■ **Instruction**: Every line below should be repeated exactly.

Entries taken from a collection:
--------

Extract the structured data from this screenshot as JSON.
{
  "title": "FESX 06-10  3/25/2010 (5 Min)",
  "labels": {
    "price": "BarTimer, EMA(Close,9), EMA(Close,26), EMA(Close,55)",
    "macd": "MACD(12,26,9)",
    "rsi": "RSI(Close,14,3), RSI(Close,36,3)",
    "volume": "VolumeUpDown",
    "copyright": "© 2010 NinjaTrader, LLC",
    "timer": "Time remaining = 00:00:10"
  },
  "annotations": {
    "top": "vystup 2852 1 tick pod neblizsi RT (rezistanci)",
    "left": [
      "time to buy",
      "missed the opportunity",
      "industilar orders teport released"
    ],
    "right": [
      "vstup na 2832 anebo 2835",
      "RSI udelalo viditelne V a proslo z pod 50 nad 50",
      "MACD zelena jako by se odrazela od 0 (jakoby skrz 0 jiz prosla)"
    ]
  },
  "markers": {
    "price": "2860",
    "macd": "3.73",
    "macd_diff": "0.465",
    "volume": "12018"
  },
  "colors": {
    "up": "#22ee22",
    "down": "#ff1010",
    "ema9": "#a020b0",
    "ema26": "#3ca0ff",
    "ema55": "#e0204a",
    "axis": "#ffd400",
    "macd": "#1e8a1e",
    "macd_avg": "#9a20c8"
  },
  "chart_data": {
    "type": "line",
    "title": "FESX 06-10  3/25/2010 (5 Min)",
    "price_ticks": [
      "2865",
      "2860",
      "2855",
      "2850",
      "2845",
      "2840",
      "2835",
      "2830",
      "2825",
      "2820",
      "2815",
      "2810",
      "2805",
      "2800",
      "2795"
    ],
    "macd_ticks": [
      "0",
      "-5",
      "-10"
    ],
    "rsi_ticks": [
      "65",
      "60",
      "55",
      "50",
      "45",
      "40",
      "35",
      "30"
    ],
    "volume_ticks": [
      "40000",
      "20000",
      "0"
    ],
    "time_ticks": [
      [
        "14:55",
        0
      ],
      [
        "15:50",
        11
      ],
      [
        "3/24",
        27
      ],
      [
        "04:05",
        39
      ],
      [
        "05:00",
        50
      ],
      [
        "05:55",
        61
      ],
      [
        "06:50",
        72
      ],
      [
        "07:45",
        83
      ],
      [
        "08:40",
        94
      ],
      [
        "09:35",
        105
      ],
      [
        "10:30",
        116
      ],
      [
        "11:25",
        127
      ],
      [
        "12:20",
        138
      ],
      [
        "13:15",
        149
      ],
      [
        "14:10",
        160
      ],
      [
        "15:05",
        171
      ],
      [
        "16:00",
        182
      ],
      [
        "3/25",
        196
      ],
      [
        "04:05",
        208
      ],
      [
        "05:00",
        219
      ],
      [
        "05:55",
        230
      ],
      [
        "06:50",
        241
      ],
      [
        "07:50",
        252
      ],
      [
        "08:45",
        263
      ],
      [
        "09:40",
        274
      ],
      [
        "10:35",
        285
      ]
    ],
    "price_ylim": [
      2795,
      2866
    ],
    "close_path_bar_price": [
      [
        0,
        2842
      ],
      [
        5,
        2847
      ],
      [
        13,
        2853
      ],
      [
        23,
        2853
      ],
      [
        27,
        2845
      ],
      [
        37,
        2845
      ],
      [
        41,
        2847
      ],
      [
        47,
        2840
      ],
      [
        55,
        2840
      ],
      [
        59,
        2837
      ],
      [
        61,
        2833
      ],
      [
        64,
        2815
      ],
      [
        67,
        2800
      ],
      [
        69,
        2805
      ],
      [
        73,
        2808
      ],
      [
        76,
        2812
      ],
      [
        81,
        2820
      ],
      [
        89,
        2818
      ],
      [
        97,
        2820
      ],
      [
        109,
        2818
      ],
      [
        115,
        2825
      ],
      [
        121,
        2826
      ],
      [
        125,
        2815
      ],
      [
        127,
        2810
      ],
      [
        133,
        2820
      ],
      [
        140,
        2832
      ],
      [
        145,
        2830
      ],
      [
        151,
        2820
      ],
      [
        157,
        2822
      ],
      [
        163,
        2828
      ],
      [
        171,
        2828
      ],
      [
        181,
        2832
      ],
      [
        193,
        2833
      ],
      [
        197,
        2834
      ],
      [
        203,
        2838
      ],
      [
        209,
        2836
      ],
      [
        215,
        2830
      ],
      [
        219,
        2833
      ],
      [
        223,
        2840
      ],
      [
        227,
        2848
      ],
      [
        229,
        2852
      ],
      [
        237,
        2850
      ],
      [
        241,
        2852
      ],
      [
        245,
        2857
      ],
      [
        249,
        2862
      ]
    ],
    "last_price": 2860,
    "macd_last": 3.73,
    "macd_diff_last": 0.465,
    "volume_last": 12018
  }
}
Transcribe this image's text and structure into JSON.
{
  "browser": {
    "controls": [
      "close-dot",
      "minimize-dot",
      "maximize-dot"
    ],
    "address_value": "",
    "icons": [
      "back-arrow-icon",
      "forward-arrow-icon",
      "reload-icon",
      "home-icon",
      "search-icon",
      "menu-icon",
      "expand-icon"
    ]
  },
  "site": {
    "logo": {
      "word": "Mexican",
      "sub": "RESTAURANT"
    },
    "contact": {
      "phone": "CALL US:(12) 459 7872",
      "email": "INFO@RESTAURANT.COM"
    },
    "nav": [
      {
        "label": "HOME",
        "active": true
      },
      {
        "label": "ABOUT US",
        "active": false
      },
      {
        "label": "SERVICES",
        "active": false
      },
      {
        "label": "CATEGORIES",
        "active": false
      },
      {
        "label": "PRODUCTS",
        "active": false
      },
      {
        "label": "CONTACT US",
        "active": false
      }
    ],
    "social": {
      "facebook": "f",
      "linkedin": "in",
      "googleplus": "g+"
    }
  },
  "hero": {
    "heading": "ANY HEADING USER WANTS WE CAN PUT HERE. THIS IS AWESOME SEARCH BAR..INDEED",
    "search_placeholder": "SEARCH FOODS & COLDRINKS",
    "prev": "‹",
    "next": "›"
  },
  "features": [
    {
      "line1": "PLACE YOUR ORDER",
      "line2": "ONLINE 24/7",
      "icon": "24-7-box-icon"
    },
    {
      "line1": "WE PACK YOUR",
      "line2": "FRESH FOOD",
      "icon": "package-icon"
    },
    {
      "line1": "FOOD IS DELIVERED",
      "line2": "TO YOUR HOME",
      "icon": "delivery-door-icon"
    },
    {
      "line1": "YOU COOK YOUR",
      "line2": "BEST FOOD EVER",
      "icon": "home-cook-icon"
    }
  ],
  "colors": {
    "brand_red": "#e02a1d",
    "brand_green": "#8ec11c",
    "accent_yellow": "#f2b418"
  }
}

--------

■ **Result of this task**:
Extract the structured data from this screenshot as JSON.
{
  "title": "FESX 06-10  3/25/2010 (5 Min)",
  "labels": {
    "price": "BarTimer, EMA(Close,9), EMA(Close,26), EMA(Close,55)",
    "macd": "MACD(12,26,9)",
    "rsi": "RSI(Close,14,3), RSI(Close,36,3)",
    "volume": "VolumeUpDown",
    "copyright": "© 2010 NinjaTrader, LLC",
    "timer": "Time remaining = 00:00:10"
  },
  "annotations": {
    "top": "vystup 2852 1 tick pod neblizsi RT (rezistanci)",
    "left": [
      "time to buy",
      "missed the opportunity",
      "industilar orders teport released"
    ],
    "right": [
      "vstup na 2832 anebo 2835",
      "RSI udelalo viditelne V a proslo z pod 50 nad 50",
      "MACD zelena jako by se odrazela od 0 (jakoby skrz 0 jiz prosla)"
    ]
  },
  "markers": {
    "price": "2860",
    "macd": "3.73",
    "macd_diff": "0.465",
    "volume": "12018"
  },
  "colors": {
    "up": "#22ee22",
    "down": "#ff1010",
    "ema9": "#a020b0",
    "ema26": "#3ca0ff",
    "ema55": "#e0204a",
    "axis": "#ffd400",
    "macd": "#1e8a1e",
    "macd_avg": "#9a20c8"
  },
  "chart_data": {
    "type": "line",
    "title": "FESX 06-10  3/25/2010 (5 Min)",
    "price_ticks": [
      "2865",
      "2860",
      "2855",
      "2850",
      "2845",
      "2840",
      "2835",
      "2830",
      "2825",
      "2820",
      "2815",
      "2810",
      "2805",
      "2800",
      "2795"
    ],
    "macd_ticks": [
      "0",
      "-5",
      "-10"
    ],
    "rsi_ticks": [
      "65",
      "60",
      "55",
      "50",
      "45",
      "40",
      "35",
      "30"
    ],
    "volume_ticks": [
      "40000",
      "20000",
      "0"
    ],
    "time_ticks": [
      [
        "14:55",
        0
      ],
      [
        "15:50",
        11
      ],
      [
        "3/24",
        27
      ],
      [
        "04:05",
        39
      ],
      [
        "05:00",
        50
      ],
      [
        "05:55",
        61
      ],
      [
        "06:50",
        72
      ],
      [
        "07:45",
        83
      ],
      [
        "08:40",
        94
      ],
      [
        "09:35",
        105
      ],
      [
        "10:30",
        116
      ],
      [
        "11:25",
        127
      ],
      [
        "12:20",
        138
      ],
      [
        "13:15",
        149
      ],
      [
        "14:10",
        160
      ],
      [
        "15:05",
        171
      ],
      [
        "16:00",
        182
      ],
      [
        "3/25",
        196
      ],
      [
        "04:05",
        208
      ],
      [
        "05:00",
        219
      ],
      [
        "05:55",
        230
      ],
      [
        "06:50",
        241
      ],
      [
        "07:50",
        252
      ],
      [
        "08:45",
        263
      ],
      [
        "09:40",
        274
      ],
      [
        "10:35",
        285
      ]
    ],
    "price_ylim": [
      2795,
      2866
    ],
    "close_path_bar_price": [
      [
        0,
        2842
      ],
      [
        5,
        2847
      ],
      [
        13,
        2853
      ],
      [
        23,
        2853
      ],
      [
        27,
        2845
      ],
      [
        37,
        2845
      ],
      [
        41,
        2847
      ],
      [
        47,
        2840
      ],
      [
        55,
        2840
      ],
      [
        59,
        2837
      ],
      [
        61,
        2833
      ],
      [
        64,
        2815
      ],
      [
        67,
        2800
      ],
      [
        69,
        2805
      ],
      [
        73,
        2808
      ],
      [
        76,
        2812
      ],
      [
        81,
        2820
      ],
      [
        89,
        2818
      ],
      [
        97,
        2820
      ],
      [
        109,
        2818
      ],
      [
        115,
        2825
      ],
      [
        121,
        2826
      ],
      [
        125,
        2815
      ],
      [
        127,
        2810
      ],
      [
        133,
        2820
      ],
      [
        140,
        2832
      ],
      [
        145,
        2830
      ],
      [
        151,
        2820
      ],
      [
        157,
        2822
      ],
      [
        163,
        2828
      ],
      [
        171,
        2828
      ],
      [
        181,
        2832
      ],
      [
        193,
        2833
      ],
      [
        197,
        2834
      ],
      [
        203,
        2838
      ],
      [
        209,
        2836
      ],
      [
        215,
        2830
      ],
      [
        219,
        2833
      ],
      [
        223,
        2840
      ],
      [
        227,
        2848
      ],
      [
        229,
        2852
      ],
      [
        237,
        2850
      ],
      [
        241,
        2852
      ],
      [
        245,
        2857
      ],
      [
        249,
        2862
      ]
    ],
    "last_price": 2860,
    "macd_last": 3.73,
    "macd_diff_last": 0.465,
    "volume_last": 12018
  }
}
Transcribe this image's text and structure into JSON.
{
  "browser": {
    "controls": [
      "close-dot",
      "minimize-dot",
      "maximize-dot"
    ],
    "address_value": "",
    "icons": [
      "back-arrow-icon",
      "forward-arrow-icon",
      "reload-icon",
      "home-icon",
      "search-icon",
      "menu-icon",
      "expand-icon"
    ]
  },
  "site": {
    "logo": {
      "word": "Mexican",
      "sub": "RESTAURANT"
    },
    "contact": {
      "phone": "CALL US:(12) 459 7872",
      "email": "INFO@RESTAURANT.COM"
    },
    "nav": [
      {
        "label": "HOME",
        "active": true
      },
      {
        "label": "ABOUT US",
        "active": false
      },
      {
        "label": "SERVICES",
        "active": false
      },
      {
        "label": "CATEGORIES",
        "active": false
      },
      {
        "label": "PRODUCTS",
        "active": false
      },
      {
        "label": "CONTACT US",
        "active": false
      }
    ],
    "social": {
      "facebook": "f",
      "linkedin": "in",
      "googleplus": "g+"
    }
  },
  "hero": {
    "heading": "ANY HEADING USER WANTS WE CAN PUT HERE. THIS IS AWESOME SEARCH BAR..INDEED",
    "search_placeholder": "SEARCH FOODS & COLDRINKS",
    "prev": "‹",
    "next": "›"
  },
  "features": [
    {
      "line1": "PLACE YOUR ORDER",
      "line2": "ONLINE 24/7",
      "icon": "24-7-box-icon"
    },
    {
      "line1": "WE PACK YOUR",
      "line2": "FRESH FOOD",
      "icon": "package-icon"
    },
    {
      "line1": "FOOD IS DELIVERED",
      "line2": "TO YOUR HOME",
      "icon": "delivery-door-icon"
    },
    {
      "line1": "YOU COOK YOUR",
      "line2": "BEST FOOD EVER",
      "icon": "home-cook-icon"
    }
  ],
  "colors": {
    "brand_red": "#e02a1d",
    "brand_green": "#8ec11c",
    "accent_yellow": "#f2b418"
  }
}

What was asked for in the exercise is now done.